-- Stated exercise --
Copy every line of the data exactly, leaving nothing out.

-- Records that describe figures --
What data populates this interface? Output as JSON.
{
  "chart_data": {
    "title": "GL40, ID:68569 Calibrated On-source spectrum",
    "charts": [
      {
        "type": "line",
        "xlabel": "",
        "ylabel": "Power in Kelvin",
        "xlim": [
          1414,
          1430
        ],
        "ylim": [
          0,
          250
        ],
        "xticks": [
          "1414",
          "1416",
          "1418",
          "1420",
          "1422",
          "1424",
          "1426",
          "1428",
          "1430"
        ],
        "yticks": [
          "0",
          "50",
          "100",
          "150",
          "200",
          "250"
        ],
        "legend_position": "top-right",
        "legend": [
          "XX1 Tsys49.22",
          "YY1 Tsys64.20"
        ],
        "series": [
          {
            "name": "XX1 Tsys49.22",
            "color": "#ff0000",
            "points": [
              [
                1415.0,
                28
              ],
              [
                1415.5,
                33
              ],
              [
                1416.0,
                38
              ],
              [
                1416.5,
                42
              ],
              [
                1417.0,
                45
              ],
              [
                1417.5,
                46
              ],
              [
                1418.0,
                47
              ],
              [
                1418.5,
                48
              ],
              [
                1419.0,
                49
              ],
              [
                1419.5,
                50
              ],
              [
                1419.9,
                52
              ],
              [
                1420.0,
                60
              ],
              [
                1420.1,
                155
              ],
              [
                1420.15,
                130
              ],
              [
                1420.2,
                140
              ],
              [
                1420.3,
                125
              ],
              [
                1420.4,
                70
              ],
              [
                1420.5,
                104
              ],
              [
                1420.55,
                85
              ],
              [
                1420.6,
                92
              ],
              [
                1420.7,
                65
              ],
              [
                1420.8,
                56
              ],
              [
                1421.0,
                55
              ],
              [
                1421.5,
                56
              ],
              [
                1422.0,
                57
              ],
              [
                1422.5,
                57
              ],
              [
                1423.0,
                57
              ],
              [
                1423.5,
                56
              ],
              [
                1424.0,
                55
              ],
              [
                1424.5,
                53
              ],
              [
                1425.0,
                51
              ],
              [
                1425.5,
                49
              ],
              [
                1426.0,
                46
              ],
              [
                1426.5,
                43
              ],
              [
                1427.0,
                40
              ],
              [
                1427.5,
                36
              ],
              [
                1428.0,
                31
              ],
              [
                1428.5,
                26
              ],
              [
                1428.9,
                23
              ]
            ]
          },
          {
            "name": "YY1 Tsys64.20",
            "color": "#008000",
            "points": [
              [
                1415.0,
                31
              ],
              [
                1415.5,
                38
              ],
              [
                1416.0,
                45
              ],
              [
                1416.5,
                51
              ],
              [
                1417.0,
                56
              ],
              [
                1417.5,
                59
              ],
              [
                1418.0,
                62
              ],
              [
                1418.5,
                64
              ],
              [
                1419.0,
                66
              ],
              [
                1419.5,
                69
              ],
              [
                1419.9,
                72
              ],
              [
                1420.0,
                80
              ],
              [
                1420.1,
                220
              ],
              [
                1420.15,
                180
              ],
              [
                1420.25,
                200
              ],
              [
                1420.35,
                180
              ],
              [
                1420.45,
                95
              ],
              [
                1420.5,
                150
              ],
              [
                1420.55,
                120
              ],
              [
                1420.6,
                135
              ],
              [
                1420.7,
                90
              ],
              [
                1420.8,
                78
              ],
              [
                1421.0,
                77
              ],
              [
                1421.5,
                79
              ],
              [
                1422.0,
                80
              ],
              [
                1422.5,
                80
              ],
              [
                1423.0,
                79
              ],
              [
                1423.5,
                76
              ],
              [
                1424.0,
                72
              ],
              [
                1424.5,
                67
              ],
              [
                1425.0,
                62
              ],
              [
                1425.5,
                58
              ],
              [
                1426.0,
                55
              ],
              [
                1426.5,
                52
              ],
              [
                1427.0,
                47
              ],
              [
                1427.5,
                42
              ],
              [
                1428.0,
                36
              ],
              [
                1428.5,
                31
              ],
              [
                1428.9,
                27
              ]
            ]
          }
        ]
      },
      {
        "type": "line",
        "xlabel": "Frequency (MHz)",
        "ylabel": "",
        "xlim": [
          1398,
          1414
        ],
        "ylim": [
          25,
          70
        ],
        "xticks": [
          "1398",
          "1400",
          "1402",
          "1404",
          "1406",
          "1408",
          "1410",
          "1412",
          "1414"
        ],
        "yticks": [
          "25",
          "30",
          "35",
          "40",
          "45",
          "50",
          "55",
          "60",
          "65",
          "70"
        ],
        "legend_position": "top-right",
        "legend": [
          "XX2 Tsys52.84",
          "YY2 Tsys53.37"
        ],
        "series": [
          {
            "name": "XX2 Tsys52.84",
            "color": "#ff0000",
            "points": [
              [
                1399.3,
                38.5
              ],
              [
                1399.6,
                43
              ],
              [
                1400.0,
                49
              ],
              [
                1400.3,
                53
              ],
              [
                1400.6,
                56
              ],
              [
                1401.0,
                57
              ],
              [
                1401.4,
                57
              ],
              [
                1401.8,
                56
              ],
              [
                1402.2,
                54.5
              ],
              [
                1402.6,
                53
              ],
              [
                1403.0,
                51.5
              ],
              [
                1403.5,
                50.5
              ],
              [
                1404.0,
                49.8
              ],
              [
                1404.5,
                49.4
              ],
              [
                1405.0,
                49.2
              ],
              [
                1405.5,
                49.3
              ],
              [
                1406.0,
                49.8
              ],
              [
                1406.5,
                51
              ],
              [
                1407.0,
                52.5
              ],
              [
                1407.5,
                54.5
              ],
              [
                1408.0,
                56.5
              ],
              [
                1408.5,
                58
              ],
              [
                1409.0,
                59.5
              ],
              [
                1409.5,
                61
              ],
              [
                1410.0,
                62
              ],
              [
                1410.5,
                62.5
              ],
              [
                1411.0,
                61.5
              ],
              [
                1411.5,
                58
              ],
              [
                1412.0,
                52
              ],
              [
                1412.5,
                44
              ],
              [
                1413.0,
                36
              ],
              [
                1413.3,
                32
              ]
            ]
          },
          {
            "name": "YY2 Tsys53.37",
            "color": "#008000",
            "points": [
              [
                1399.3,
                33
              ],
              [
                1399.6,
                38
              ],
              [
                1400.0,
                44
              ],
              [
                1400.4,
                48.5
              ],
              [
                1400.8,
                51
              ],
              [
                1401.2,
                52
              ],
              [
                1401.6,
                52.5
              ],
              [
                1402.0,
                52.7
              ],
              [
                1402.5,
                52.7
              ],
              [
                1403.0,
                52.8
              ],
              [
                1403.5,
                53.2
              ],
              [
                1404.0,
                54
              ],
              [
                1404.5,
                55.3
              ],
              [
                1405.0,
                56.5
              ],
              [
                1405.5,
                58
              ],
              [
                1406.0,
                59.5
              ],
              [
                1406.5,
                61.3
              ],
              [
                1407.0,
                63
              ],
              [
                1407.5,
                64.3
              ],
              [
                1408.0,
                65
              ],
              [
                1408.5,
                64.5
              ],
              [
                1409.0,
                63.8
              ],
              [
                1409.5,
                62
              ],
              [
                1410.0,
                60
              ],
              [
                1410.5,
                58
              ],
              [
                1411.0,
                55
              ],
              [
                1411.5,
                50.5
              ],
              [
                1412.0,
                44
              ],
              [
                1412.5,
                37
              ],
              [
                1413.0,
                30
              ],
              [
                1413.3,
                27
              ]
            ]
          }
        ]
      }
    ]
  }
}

-- Response to this task --
What data populates this interface? Output as JSON.
{
  "chart_data": {
    "title": "GL40, ID:68569 Calibrated On-source spectrum",
    "charts": [
      {
        "type": "line",
        "xlabel": "",
        "ylabel": "Power in Kelvin",
        "xlim": [
          1414,
          1430
        ],
        "ylim": [
          0,
          250
        ],
        "xticks": [
          "1414",
          "1416",
          "1418",
          "1420",
          "1422",
          "1424",
          "1426",
          "1428",
          "1430"
        ],
        "yticks": [
          "0",
          "50",
          "100",
          "150",
          "200",
          "250"
        ],
        "legend_position": "top-right",
        "legend": [
          "XX1 Tsys49.22",
          "YY1 Tsys64.20"
        ],
        "series": [
          {
            "name": "XX1 Tsys49.22",
            "color": "#ff0000",
            "points": [
              [
                1415.0,
                28
              ],
              [
                1415.5,
                33
              ],
              [
                1416.0,
                38
              ],
              [
                1416.5,
                42
              ],
              [
                1417.0,
                45
              ],
              [
                1417.5,
                46
              ],
              [
                1418.0,
                47
              ],
              [
                1418.5,
                48
              ],
              [
                1419.0,
                49
              ],
              [
                1419.5,
                50
              ],
              [
                1419.9,
                52
              ],
              [
                1420.0,
                60
              ],
              [
                1420.1,
                155
              ],
              [
                1420.15,
                130
              ],
              [
                1420.2,
                140
              ],
              [
                1420.3,
                125
              ],
              [
                1420.4,
                70
              ],
              [
                1420.5,
                104
              ],
              [
                1420.55,
                85
              ],
              [
                1420.6,
                92
              ],
              [
                1420.7,
                65
              ],
              [
                1420.8,
                56
              ],
              [
                1421.0,
                55
              ],
              [
                1421.5,
                56
              ],
              [
                1422.0,
                57
              ],
              [
                1422.5,
                57
              ],
              [
                1423.0,
                57
              ],
              [
                1423.5,
                56
              ],
              [
                1424.0,
                55
              ],
              [
                1424.5,
                53
              ],
              [
                1425.0,
                51
              ],
              [
                1425.5,
                49
              ],
              [
                1426.0,
                46
              ],
              [
                1426.5,
                43
              ],
              [
                1427.0,
                40
              ],
              [
                1427.5,
                36
              ],
              [
                1428.0,
                31
              ],
              [
                1428.5,
                26
              ],
              [
                1428.9,
                23
              ]
            ]
          },
          {
            "name": "YY1 Tsys64.20",
            "color": "#008000",
            "points": [
              [
                1415.0,
                31
              ],
              [
                1415.5,
                38
              ],
              [
                1416.0,
                45
              ],
              [
                1416.5,
                51
              ],
              [
                1417.0,
                56
              ],
              [
                1417.5,
                59
              ],
              [
                1418.0,
                62
              ],
              [
                1418.5,
                64
              ],
              [
                1419.0,
                66
              ],
              [
                1419.5,
                69
              ],
              [
                1419.9,
                72
              ],
              [
                1420.0,
                80
              ],
              [
                1420.1,
                220
              ],
              [
                1420.15,
                180
              ],
              [
                1420.25,
                200
              ],
              [
                1420.35,
                180
              ],
              [
                1420.45,
                95
              ],
              [
                1420.5,
                150
              ],
              [
                1420.55,
                120
              ],
              [
                1420.6,
                135
              ],
              [
                1420.7,
                90
              ],
              [
                1420.8,
                78
              ],
              [
                1421.0,
                77
              ],
              [
                1421.5,
                79
              ],
              [
                1422.0,
                80
              ],
              [
                1422.5,
                80
              ],
              [
                1423.0,
                79
              ],
              [
                1423.5,
                76
              ],
              [
                1424.0,
                72
              ],
              [
                1424.5,
                67
              ],
              [
                1425.0,
                62
              ],
              [
                1425.5,
                58
              ],
              [
                1426.0,
                55
              ],
              [
                1426.5,
                52
              ],
              [
                1427.0,
                47
              ],
              [
                1427.5,
                42
              ],
              [
                1428.0,
                36
              ],
              [
                1428.5,
                31
              ],
              [
                1428.9,
                27
              ]
            ]
          }
        ]
      },
      {
        "type": "line",
        "xlabel": "Frequency (MHz)",
        "ylabel": "",
        "xlim": [
          1398,
          1414
        ],
        "ylim": [
          25,
          70
        ],
        "xticks": [
          "1398",
          "1400",
          "1402",
          "1404",
          "1406",
          "1408",
          "1410",
          "1412",
          "1414"
        ],
        "yticks": [
          "25",
          "30",
          "35",
          "40",
          "45",
          "50",
          "55",
          "60",
          "65",
          "70"
        ],
        "legend_position": "top-right",
        "legend": [
          "XX2 Tsys52.84",
          "YY2 Tsys53.37"
        ],
        "series": [
          {
            "name": "XX2 Tsys52.84",
            "color": "#ff0000",
            "points": [
              [
                1399.3,
                38.5
              ],
              [
                1399.6,
                43
              ],
              [
                1400.0,
                49
              ],
              [
                1400.3,
                53
              ],
              [
                1400.6,
                56
              ],
              [
                1401.0,
                57
              ],
              [
                1401.4,
                57
              ],
              [
                1401.8,
                56
              ],
              [
                1402.2,
                54.5
              ],
              [
                1402.6,
                53
              ],
              [
                1403.0,
                51.5
              ],
              [
                1403.5,
                50.5
              ],
              [
                1404.0,
                49.8
              ],
              [
                1404.5,
                49.4
              ],
              [
                1405.0,
                49.2
              ],
              [
                1405.5,
                49.3
              ],
              [
                1406.0,
                49.8
              ],
              [
                1406.5,
                51
              ],
              [
                1407.0,
                52.5
              ],
              [
                1407.5,
                54.5
              ],
              [
                1408.0,
                56.5
              ],
              [
                1408.5,
                58
              ],
              [
                1409.0,
                59.5
              ],
              [
                1409.5,
                61
              ],
              [
                1410.0,
                62
              ],
              [
                1410.5,
                62.5
              ],
              [
                1411.0,
                61.5
              ],
              [
                1411.5,
                58
              ],
              [
                1412.0,
                52
              ],
              [
                1412.5,
                44
              ],
              [
                1413.0,
                36
              ],
              [
                1413.3,
                32
              ]
            ]
          },
          {
            "name": "YY2 Tsys53.37",
            "color": "#008000",
            "points": [
              [
                1399.3,
                33
              ],
              [
                1399.6,
                38
              ],
              [
                1400.0,
                44
              ],
              [
                1400.4,
                48.5
              ],
              [
                1400.8,
                51
              ],
              [
                1401.2,
                52
              ],
              [
                1401.6,
                52.5
              ],
              [
                1402.0,
                52.7
              ],
              [
                1402.5,
                52.7
              ],
              [
                1403.0,
                52.8
              ],
              [
                1403.5,
                53.2
              ],
              [
                1404.0,
                54
              ],
              [
                1404.5,
                55.3
              ],
              [
                1405.0,
                56.5
              ],
              [
                1405.5,
                58
              ],
              [
                1406.0,
                59.5
              ],
              [
                1406.5,
                61.3
              ],
              [
                1407.0,
                63
              ],
              [
                1407.5,
                64.3
              ],
              [
                1408.0,
                65
              ],
              [
                1408.5,
                64.5
              ],
              [
                1409.0,
                63.8
              ],
              [
                1409.5,
                62
              ],
              [
                1410.0,
                60
              ],
              [
                1410.5,
                58
              ],
              [
                1411.0,
                55
              ],
              [
                1411.5,
                50.5
              ],
              [
                1412.0,
                44
              ],
              [
                1412.5,
                37
              ],
              [
                1413.0,
                30
              ],
              [
                1413.3,
                27
              ]
            ]
          }
        ]
      }
    ]
  }
}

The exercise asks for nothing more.